Exercise => Copy every line of the data in which the word "pinterest" occurs.

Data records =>
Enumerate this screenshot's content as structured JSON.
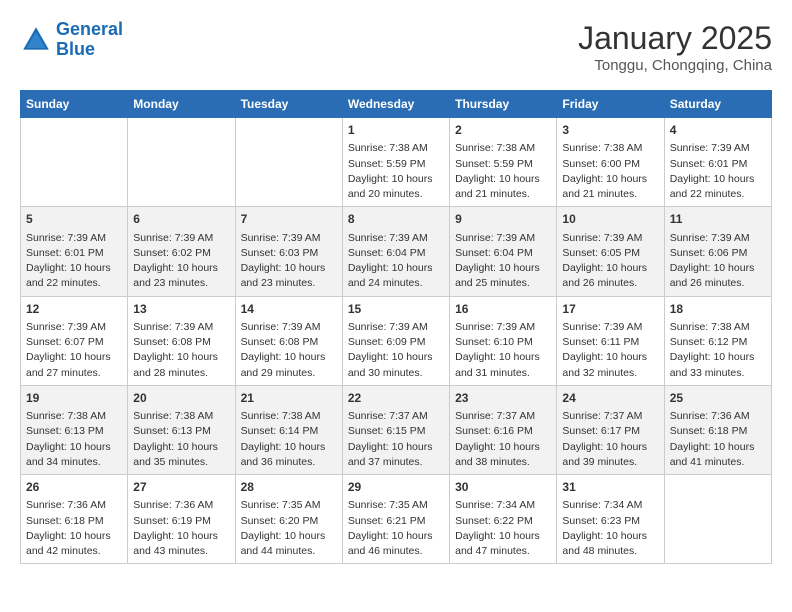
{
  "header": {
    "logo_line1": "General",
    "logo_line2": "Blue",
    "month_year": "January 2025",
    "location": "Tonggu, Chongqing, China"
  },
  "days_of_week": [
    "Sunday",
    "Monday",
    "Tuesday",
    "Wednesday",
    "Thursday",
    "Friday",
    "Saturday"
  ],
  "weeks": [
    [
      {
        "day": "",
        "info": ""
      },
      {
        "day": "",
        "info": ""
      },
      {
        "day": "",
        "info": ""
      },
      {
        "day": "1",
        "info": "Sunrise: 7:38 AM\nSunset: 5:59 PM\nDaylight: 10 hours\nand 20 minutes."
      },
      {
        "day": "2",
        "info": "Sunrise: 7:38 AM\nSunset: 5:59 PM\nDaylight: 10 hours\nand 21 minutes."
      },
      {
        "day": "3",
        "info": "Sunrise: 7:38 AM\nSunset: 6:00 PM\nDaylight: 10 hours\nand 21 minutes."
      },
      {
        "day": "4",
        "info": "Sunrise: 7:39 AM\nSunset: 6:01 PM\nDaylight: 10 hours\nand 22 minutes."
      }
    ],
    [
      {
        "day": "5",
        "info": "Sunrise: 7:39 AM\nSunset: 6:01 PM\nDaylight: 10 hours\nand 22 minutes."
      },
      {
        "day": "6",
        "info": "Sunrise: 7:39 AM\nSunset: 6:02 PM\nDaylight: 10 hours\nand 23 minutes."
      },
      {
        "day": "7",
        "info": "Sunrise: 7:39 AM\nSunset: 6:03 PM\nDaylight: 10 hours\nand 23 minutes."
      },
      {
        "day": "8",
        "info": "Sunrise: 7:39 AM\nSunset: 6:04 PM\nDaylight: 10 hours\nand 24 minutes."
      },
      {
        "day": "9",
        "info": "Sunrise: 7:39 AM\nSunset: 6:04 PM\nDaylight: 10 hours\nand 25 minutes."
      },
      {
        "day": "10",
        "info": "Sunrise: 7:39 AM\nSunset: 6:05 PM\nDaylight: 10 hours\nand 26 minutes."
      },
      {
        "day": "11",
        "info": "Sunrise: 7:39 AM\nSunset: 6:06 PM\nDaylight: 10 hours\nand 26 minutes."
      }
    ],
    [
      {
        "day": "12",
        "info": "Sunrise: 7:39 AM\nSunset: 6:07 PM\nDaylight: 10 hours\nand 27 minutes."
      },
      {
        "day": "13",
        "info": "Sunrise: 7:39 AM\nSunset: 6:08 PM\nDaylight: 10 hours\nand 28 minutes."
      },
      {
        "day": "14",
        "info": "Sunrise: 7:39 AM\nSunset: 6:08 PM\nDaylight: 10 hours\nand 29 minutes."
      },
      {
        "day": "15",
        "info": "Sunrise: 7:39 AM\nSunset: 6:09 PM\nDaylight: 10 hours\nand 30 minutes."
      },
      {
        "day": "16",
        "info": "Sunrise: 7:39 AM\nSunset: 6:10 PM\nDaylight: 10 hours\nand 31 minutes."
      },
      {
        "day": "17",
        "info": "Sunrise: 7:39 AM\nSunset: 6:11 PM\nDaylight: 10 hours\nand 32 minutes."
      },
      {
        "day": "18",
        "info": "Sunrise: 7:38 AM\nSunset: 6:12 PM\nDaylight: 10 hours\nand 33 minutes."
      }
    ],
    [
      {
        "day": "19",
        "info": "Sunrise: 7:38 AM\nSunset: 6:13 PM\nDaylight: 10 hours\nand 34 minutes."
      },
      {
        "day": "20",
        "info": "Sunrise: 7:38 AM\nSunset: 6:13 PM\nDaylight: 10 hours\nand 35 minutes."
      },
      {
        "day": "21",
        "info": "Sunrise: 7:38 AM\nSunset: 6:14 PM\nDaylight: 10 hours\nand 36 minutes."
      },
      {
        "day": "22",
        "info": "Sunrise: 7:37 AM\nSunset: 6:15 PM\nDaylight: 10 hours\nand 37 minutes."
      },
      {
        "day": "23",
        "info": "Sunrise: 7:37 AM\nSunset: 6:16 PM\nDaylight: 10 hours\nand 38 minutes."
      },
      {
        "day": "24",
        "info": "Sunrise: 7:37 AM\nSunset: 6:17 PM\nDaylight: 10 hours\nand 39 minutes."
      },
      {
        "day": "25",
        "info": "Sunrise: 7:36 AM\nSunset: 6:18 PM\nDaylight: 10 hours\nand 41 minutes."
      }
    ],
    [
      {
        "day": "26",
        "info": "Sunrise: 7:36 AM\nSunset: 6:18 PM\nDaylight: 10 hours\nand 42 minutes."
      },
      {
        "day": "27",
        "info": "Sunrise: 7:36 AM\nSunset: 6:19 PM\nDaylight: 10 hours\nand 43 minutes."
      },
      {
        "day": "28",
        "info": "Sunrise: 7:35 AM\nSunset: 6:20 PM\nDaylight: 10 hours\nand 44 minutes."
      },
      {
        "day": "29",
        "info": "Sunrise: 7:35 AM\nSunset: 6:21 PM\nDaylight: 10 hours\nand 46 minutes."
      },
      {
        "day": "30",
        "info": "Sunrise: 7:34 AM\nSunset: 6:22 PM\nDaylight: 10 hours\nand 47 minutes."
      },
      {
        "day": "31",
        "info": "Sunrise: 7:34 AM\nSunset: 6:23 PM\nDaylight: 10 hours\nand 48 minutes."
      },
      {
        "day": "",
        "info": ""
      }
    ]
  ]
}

...

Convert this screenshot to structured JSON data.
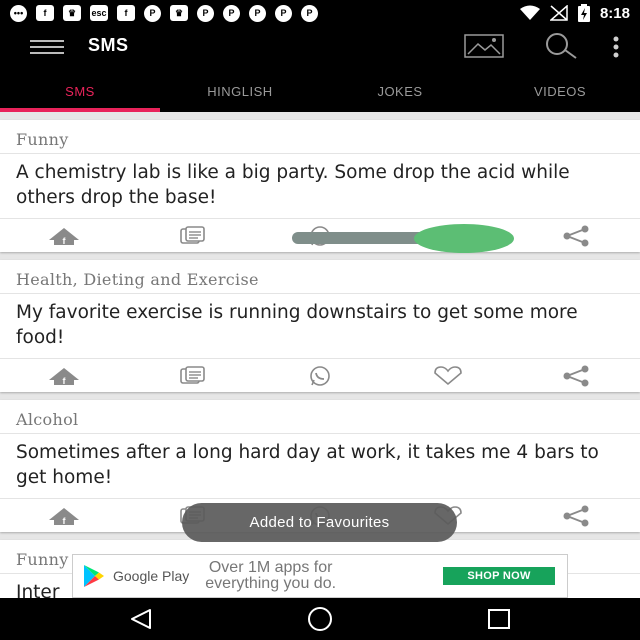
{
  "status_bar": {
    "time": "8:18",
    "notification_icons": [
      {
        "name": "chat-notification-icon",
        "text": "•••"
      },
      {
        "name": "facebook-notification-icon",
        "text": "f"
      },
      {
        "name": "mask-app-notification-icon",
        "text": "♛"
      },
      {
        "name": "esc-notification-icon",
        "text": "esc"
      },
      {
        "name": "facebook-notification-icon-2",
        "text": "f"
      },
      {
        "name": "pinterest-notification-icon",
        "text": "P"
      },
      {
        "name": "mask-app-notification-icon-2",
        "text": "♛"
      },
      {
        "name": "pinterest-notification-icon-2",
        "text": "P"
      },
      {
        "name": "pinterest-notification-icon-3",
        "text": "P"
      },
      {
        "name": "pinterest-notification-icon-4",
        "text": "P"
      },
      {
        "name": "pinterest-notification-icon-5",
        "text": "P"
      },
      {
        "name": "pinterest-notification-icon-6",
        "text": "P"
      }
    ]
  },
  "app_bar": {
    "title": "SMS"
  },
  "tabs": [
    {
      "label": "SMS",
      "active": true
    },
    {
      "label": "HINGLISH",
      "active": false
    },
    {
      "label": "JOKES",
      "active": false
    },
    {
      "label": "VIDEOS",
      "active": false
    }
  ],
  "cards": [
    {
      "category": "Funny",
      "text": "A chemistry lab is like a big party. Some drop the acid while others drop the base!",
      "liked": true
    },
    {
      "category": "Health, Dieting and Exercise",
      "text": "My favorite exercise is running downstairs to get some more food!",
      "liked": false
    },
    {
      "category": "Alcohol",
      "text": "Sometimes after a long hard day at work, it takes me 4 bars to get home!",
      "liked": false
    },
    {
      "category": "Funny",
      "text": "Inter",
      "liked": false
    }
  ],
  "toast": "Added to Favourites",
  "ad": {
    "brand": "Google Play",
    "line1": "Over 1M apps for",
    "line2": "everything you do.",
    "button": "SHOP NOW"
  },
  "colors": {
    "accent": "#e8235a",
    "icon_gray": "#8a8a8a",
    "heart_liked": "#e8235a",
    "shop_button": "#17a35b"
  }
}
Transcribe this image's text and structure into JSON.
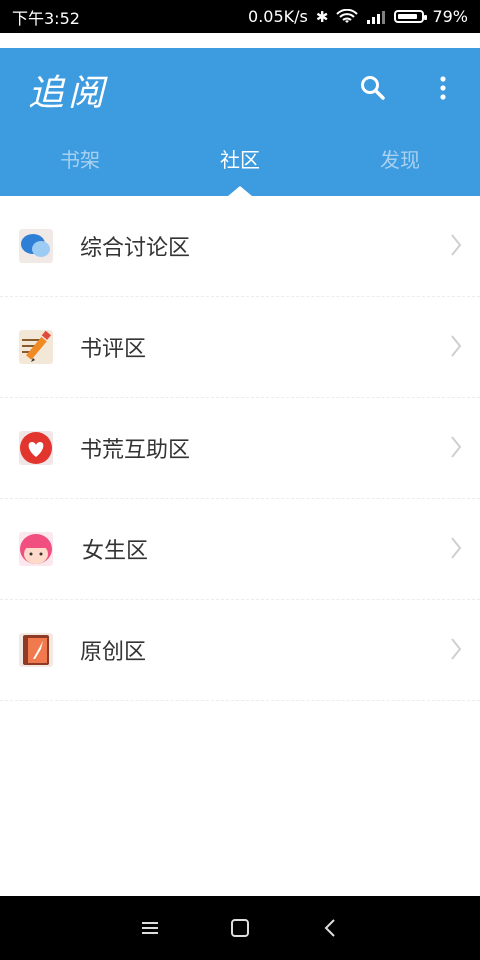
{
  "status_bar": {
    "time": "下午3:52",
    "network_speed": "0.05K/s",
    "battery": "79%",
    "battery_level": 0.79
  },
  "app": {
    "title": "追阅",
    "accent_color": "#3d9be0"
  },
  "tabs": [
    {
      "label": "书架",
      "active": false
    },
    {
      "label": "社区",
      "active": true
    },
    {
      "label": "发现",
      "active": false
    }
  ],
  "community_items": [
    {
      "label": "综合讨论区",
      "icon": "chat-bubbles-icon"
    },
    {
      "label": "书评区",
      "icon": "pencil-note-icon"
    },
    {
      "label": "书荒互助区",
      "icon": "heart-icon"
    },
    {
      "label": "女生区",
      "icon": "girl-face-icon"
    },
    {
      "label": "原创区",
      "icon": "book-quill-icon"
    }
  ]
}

Exercise result =>
        "name": "pinterest-notification-icon",
        "name": "pinterest-notification-icon-2",
        "name": "pinterest-notification-icon-3",
        "name": "pinterest-notification-icon-4",
        "name": "pinterest-notification-icon-5",
        "name": "pinterest-notification-icon-6",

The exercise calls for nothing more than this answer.